Stored records

++++++++++++++++++++

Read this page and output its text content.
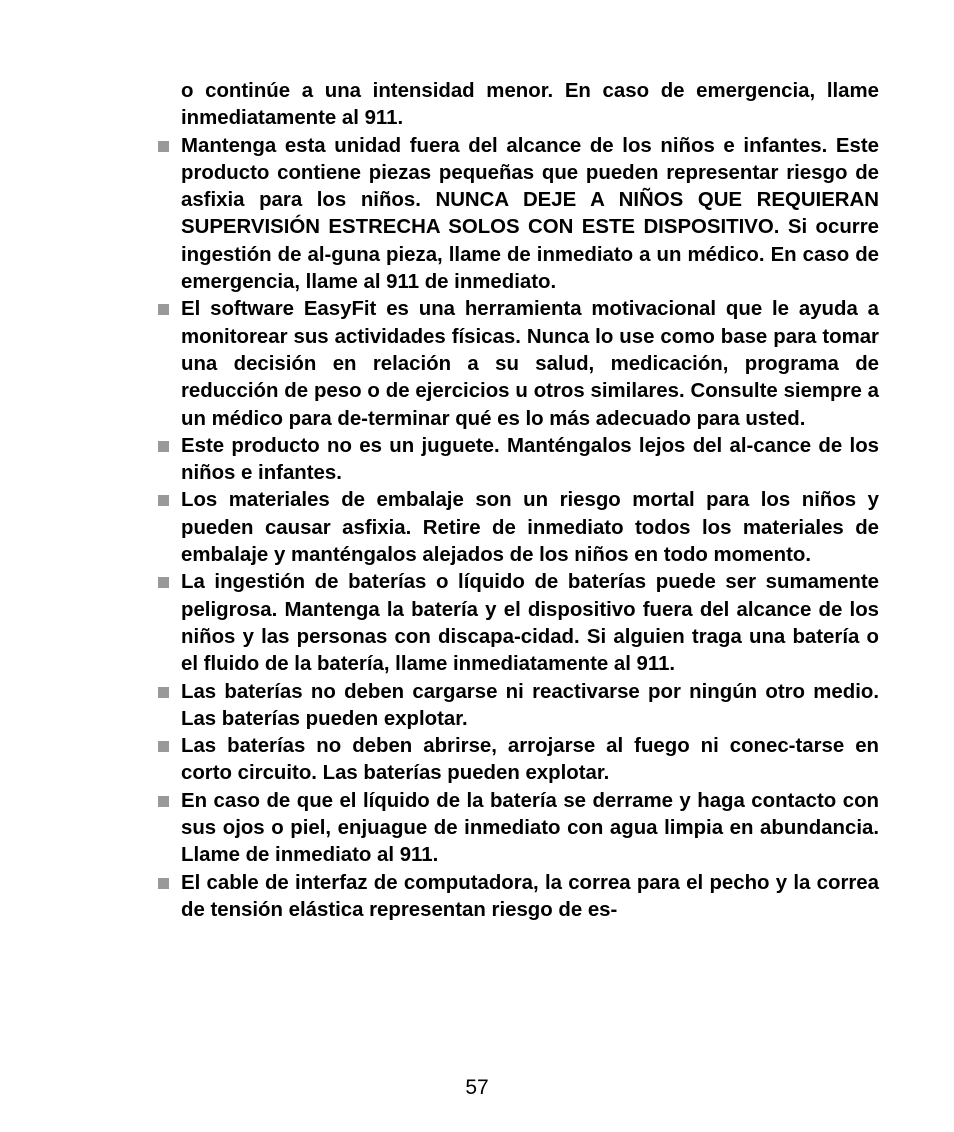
o continúe a una intensidad menor. En caso de emergencia, llame inmediatamente al 911.

Mantenga esta unidad fuera del alcance de los niños e infantes. Este producto contiene piezas pequeñas que pueden representar riesgo de asfixia para los niños. NUNCA DEJE A NIÑOS QUE REQUIERAN SUPERVISIÓN ESTRECHA SOLOS CON ESTE DISPOSITIVO. Si ocurre ingestión de al-guna pieza, llame de inmediato a un médico. En caso de emergencia, llame al 911 de inmediato.
El software EasyFit es una herramienta motivacional que le ayuda a monitorear sus actividades físicas. Nunca lo use como base para tomar una decisión en relación a su salud, medicación, programa de reducción de peso o de ejercicios u otros similares. Consulte siempre a un médico para de-terminar qué es lo más adecuado para usted.
Este producto no es un juguete. Manténgalos lejos del al-cance de los niños e infantes.
Los materiales de embalaje son un riesgo mortal para los niños y pueden causar asfixia. Retire de inmediato todos los materiales de embalaje y manténgalos alejados de los niños en todo momento.
La ingestión de baterías o líquido de baterías puede ser sumamente peligrosa. Mantenga la batería y el dispositivo fuera del alcance de los niños y las personas con discapa-cidad. Si alguien traga una batería o el fluido de la batería, llame inmediatamente al 911.
Las baterías no deben cargarse ni reactivarse por ningún otro medio. Las baterías pueden explotar.
Las baterías no deben abrirse, arrojarse al fuego ni conec-tarse en corto circuito. Las baterías pueden explotar.
En caso de que el líquido de la batería se derrame y haga contacto con sus ojos o piel, enjuague de inmediato con agua limpia en abundancia. Llame de inmediato al 911.
El cable de interfaz de computadora, la correa para el pecho y la correa de tensión elástica representan riesgo de es-
57
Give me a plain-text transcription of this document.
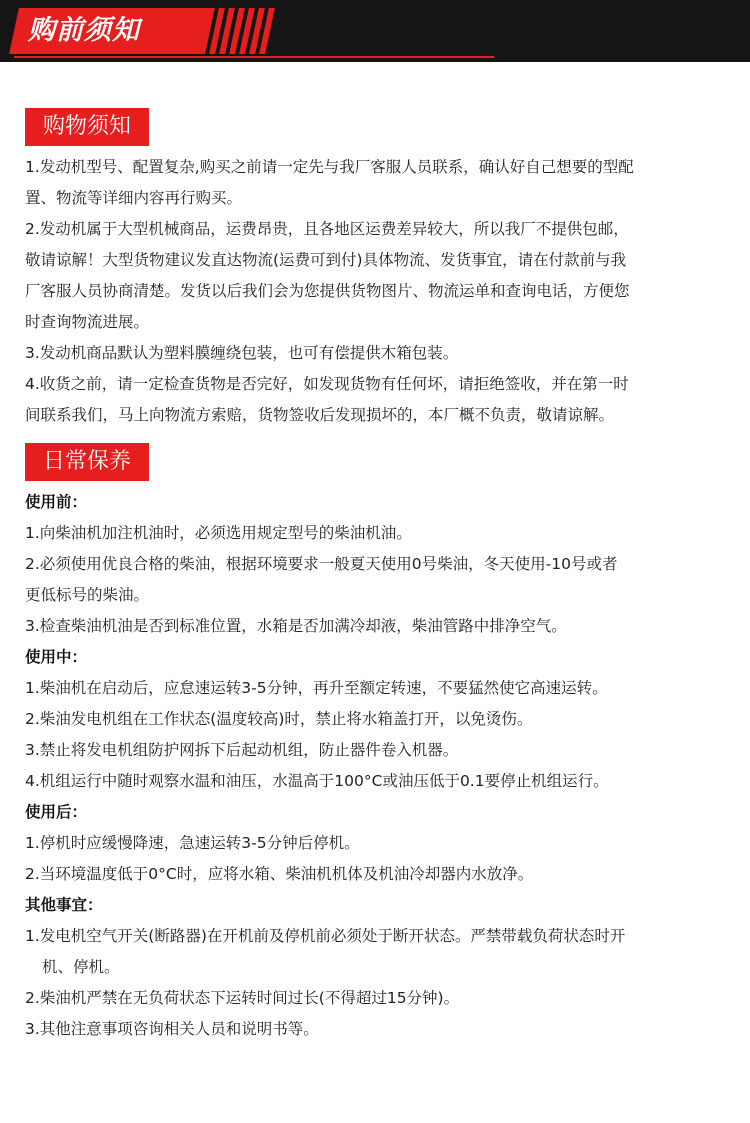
购前须知
购物须知

1.发动机型号、配置复杂,购买之前请一定先与我厂客服人员联系，确认好自己想要的型配

置、物流等详细内容再行购买。

2.发动机属于大型机械商品，运费昂贵，且各地区运费差异较大，所以我厂不提供包邮，

敬请谅解！大型货物建议发直达物流(运费可到付)具体物流、发货事宜，请在付款前与我

厂客服人员协商清楚。发货以后我们会为您提供货物图片、物流运单和查询电话，方便您

时查询物流进展。

3.发动机商品默认为塑料膜缠绕包装，也可有偿提供木箱包装。

4.收货之前，请一定检查货物是否完好，如发现货物有任何坏，请拒绝签收，并在第一时

间联系我们，马上向物流方索赔，货物签收后发现损坏的，本厂概不负责，敬请谅解。

日常保养

使用前：

1.向柴油机加注机油时，必须选用规定型号的柴油机油。

2.必须使用优良合格的柴油，根据环境要求一般夏天使用0号柴油，冬天使用-10号或者

更低标号的柴油。

3.检查柴油机油是否到标准位置，水箱是否加满冷却液，柴油管路中排净空气。

使用中：

1.柴油机在启动后，应怠速运转3-5分钟，再升至额定转速，不要猛然使它高速运转。

2.柴油发电机组在工作状态(温度较高)时，禁止将水箱盖打开，以免烫伤。

3.禁止将发电机组防护网拆下后起动机组，防止器件卷入机器。

4.机组运行中随时观察水温和油压，水温高于100°C或油压低于0.1要停止机组运行。

使用后：

1.停机时应缓慢降速，急速运转3-5分钟后停机。

2.当环境温度低于0°C时，应将水箱、柴油机机体及机油冷却器内水放净。

其他事宜：

1.发电机空气开关(断路器)在开机前及停机前必须处于断开状态。严禁带载负荷状态时开

机、停机。

2.柴油机严禁在无负荷状态下运转时间过长(不得超过15分钟)。

3.其他注意事项咨询相关人员和说明书等。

++++++++++++++++++++

▶ **TO BE DONE**:
All preceding records should be duplicated verbatim, images excepted.

▶ **ANSWER TO THE PROBLEM**:
Read this page and output its text content.
o continúe a una intensidad menor. En caso de emergencia, llame inmediatamente al 911.

Mantenga esta unidad fuera del alcance de los niños e infantes. Este producto contiene piezas pequeñas que pueden representar riesgo de asfixia para los niños. NUNCA DEJE A NIÑOS QUE REQUIERAN SUPERVISIÓN ESTRECHA SOLOS CON ESTE DISPOSITIVO. Si ocurre ingestión de al-guna pieza, llame de inmediato a un médico. En caso de emergencia, llame al 911 de inmediato.
El software EasyFit es una herramienta motivacional que le ayuda a monitorear sus actividades físicas. Nunca lo use como base para tomar una decisión en relación a su salud, medicación, programa de reducción de peso o de ejercicios u otros similares. Consulte siempre a un médico para de-terminar qué es lo más adecuado para usted.
Este producto no es un juguete. Manténgalos lejos del al-cance de los niños e infantes.
Los materiales de embalaje son un riesgo mortal para los niños y pueden causar asfixia. Retire de inmediato todos los materiales de embalaje y manténgalos alejados de los niños en todo momento.
La ingestión de baterías o líquido de baterías puede ser sumamente peligrosa. Mantenga la batería y el dispositivo fuera del alcance de los niños y las personas con discapa-cidad. Si alguien traga una batería o el fluido de la batería, llame inmediatamente al 911.
Las baterías no deben cargarse ni reactivarse por ningún otro medio. Las baterías pueden explotar.
Las baterías no deben abrirse, arrojarse al fuego ni conec-tarse en corto circuito. Las baterías pueden explotar.
En caso de que el líquido de la batería se derrame y haga contacto con sus ojos o piel, enjuague de inmediato con agua limpia en abundancia. Llame de inmediato al 911.
El cable de interfaz de computadora, la correa para el pecho y la correa de tensión elástica representan riesgo de es-
57
Give me a plain-text transcription of this document.
购前须知
购物须知

1.发动机型号、配置复杂,购买之前请一定先与我厂客服人员联系，确认好自己想要的型配

置、物流等详细内容再行购买。

2.发动机属于大型机械商品，运费昂贵，且各地区运费差异较大，所以我厂不提供包邮，

敬请谅解！大型货物建议发直达物流(运费可到付)具体物流、发货事宜，请在付款前与我

厂客服人员协商清楚。发货以后我们会为您提供货物图片、物流运单和查询电话，方便您

时查询物流进展。

3.发动机商品默认为塑料膜缠绕包装，也可有偿提供木箱包装。

4.收货之前，请一定检查货物是否完好，如发现货物有任何坏，请拒绝签收，并在第一时

间联系我们，马上向物流方索赔，货物签收后发现损坏的，本厂概不负责，敬请谅解。

日常保养

使用前：

1.向柴油机加注机油时，必须选用规定型号的柴油机油。

2.必须使用优良合格的柴油，根据环境要求一般夏天使用0号柴油，冬天使用-10号或者

更低标号的柴油。

3.检查柴油机油是否到标准位置，水箱是否加满冷却液，柴油管路中排净空气。

使用中：

1.柴油机在启动后，应怠速运转3-5分钟，再升至额定转速，不要猛然使它高速运转。

2.柴油发电机组在工作状态(温度较高)时，禁止将水箱盖打开，以免烫伤。

3.禁止将发电机组防护网拆下后起动机组，防止器件卷入机器。

4.机组运行中随时观察水温和油压，水温高于100°C或油压低于0.1要停止机组运行。

使用后：

1.停机时应缓慢降速，急速运转3-5分钟后停机。

2.当环境温度低于0°C时，应将水箱、柴油机机体及机油冷却器内水放净。

其他事宜：

1.发电机空气开关(断路器)在开机前及停机前必须处于断开状态。严禁带载负荷状态时开

机、停机。

2.柴油机严禁在无负荷状态下运转时间过长(不得超过15分钟)。

3.其他注意事项咨询相关人员和说明书等。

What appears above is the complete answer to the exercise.